● WHAT YOU NEED TO DO
Transcribe the data that follows precisely, omitting nothing.

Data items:
★ ★ ★
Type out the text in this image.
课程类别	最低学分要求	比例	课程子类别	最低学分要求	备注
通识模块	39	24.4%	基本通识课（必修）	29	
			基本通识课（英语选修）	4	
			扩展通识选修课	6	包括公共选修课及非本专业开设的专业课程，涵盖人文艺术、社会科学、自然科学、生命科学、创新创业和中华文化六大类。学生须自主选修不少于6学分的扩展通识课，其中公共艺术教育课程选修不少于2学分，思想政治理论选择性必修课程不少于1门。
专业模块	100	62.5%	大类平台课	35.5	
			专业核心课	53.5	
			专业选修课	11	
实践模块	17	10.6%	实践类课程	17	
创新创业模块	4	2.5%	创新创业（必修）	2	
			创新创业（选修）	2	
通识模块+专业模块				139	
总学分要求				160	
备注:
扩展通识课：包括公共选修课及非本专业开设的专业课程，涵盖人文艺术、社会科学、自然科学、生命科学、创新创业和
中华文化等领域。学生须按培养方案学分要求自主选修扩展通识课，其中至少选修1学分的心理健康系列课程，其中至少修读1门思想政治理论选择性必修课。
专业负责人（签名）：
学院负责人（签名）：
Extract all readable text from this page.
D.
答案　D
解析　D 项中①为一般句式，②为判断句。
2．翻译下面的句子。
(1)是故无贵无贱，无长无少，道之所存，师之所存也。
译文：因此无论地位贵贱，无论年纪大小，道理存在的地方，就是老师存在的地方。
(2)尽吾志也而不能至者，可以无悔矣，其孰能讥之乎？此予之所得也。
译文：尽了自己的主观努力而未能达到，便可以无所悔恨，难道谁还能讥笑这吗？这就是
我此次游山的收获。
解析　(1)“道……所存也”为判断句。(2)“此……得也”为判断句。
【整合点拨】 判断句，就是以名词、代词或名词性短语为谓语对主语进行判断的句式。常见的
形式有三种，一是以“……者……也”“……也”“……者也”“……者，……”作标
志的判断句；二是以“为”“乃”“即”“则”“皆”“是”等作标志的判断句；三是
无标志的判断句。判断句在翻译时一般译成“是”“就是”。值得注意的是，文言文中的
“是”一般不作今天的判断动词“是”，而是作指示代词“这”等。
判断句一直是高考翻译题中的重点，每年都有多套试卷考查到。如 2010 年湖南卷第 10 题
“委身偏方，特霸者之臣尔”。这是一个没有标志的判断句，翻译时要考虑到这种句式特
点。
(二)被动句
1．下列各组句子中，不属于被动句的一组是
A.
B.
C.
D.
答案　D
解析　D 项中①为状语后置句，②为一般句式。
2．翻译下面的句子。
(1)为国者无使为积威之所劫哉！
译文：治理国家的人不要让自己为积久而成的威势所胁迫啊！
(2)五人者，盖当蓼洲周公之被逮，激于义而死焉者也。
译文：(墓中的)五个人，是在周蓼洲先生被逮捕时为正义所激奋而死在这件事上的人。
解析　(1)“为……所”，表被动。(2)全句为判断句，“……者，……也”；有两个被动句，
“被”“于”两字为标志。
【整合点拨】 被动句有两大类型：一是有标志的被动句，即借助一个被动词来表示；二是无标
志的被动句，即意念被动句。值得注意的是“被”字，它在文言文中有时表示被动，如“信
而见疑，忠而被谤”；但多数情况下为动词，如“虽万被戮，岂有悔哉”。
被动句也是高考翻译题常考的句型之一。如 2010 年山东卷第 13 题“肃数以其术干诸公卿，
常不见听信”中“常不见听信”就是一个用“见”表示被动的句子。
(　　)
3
★ ★ ★
● EXERCISE RESULT
Type out the text in this image.
课程类别	最低学分要求	比例	课程子类别	最低学分要求	备注
通识模块	39	24.4%	基本通识课（必修）	29	
			基本通识课（英语选修）	4	
			扩展通识选修课	6	包括公共选修课及非本专业开设的专业课程，涵盖人文艺术、社会科学、自然科学、生命科学、创新创业和中华文化六大类。学生须自主选修不少于6学分的扩展通识课，其中公共艺术教育课程选修不少于2学分，思想政治理论选择性必修课程不少于1门。
专业模块	100	62.5%	大类平台课	35.5	
			专业核心课	53.5	
			专业选修课	11	
实践模块	17	10.6%	实践类课程	17	
创新创业模块	4	2.5%	创新创业（必修）	2	
			创新创业（选修）	2	
通识模块+专业模块				139	
总学分要求				160	
备注:
扩展通识课：包括公共选修课及非本专业开设的专业课程，涵盖人文艺术、社会科学、自然科学、生命科学、创新创业和
中华文化等领域。学生须按培养方案学分要求自主选修扩展通识课，其中至少选修1学分的心理健康系列课程，其中至少修读1门思想政治理论选择性必修课。
专业负责人（签名）：
学院负责人（签名）：
Extract all readable text from this page.
D.
答案　D
解析　D 项中①为一般句式，②为判断句。
2．翻译下面的句子。
(1)是故无贵无贱，无长无少，道之所存，师之所存也。
译文：因此无论地位贵贱，无论年纪大小，道理存在的地方，就是老师存在的地方。
(2)尽吾志也而不能至者，可以无悔矣，其孰能讥之乎？此予之所得也。
译文：尽了自己的主观努力而未能达到，便可以无所悔恨，难道谁还能讥笑这吗？这就是
我此次游山的收获。
解析　(1)“道……所存也”为判断句。(2)“此……得也”为判断句。
【整合点拨】 判断句，就是以名词、代词或名词性短语为谓语对主语进行判断的句式。常见的
形式有三种，一是以“……者……也”“……也”“……者也”“……者，……”作标
志的判断句；二是以“为”“乃”“即”“则”“皆”“是”等作标志的判断句；三是
无标志的判断句。判断句在翻译时一般译成“是”“就是”。值得注意的是，文言文中的
“是”一般不作今天的判断动词“是”，而是作指示代词“这”等。
判断句一直是高考翻译题中的重点，每年都有多套试卷考查到。如 2010 年湖南卷第 10 题
“委身偏方，特霸者之臣尔”。这是一个没有标志的判断句，翻译时要考虑到这种句式特
点。
(二)被动句
1．下列各组句子中，不属于被动句的一组是
A.
B.
C.
D.
答案　D
解析　D 项中①为状语后置句，②为一般句式。
2．翻译下面的句子。
(1)为国者无使为积威之所劫哉！
译文：治理国家的人不要让自己为积久而成的威势所胁迫啊！
(2)五人者，盖当蓼洲周公之被逮，激于义而死焉者也。
译文：(墓中的)五个人，是在周蓼洲先生被逮捕时为正义所激奋而死在这件事上的人。
解析　(1)“为……所”，表被动。(2)全句为判断句，“……者，……也”；有两个被动句，
“被”“于”两字为标志。
【整合点拨】 被动句有两大类型：一是有标志的被动句，即借助一个被动词来表示；二是无标
志的被动句，即意念被动句。值得注意的是“被”字，它在文言文中有时表示被动，如“信
而见疑，忠而被谤”；但多数情况下为动词，如“虽万被戮，岂有悔哉”。
被动句也是高考翻译题常考的句型之一。如 2010 年山东卷第 13 题“肃数以其术干诸公卿，
常不见听信”中“常不见听信”就是一个用“见”表示被动的句子。
(　　)
3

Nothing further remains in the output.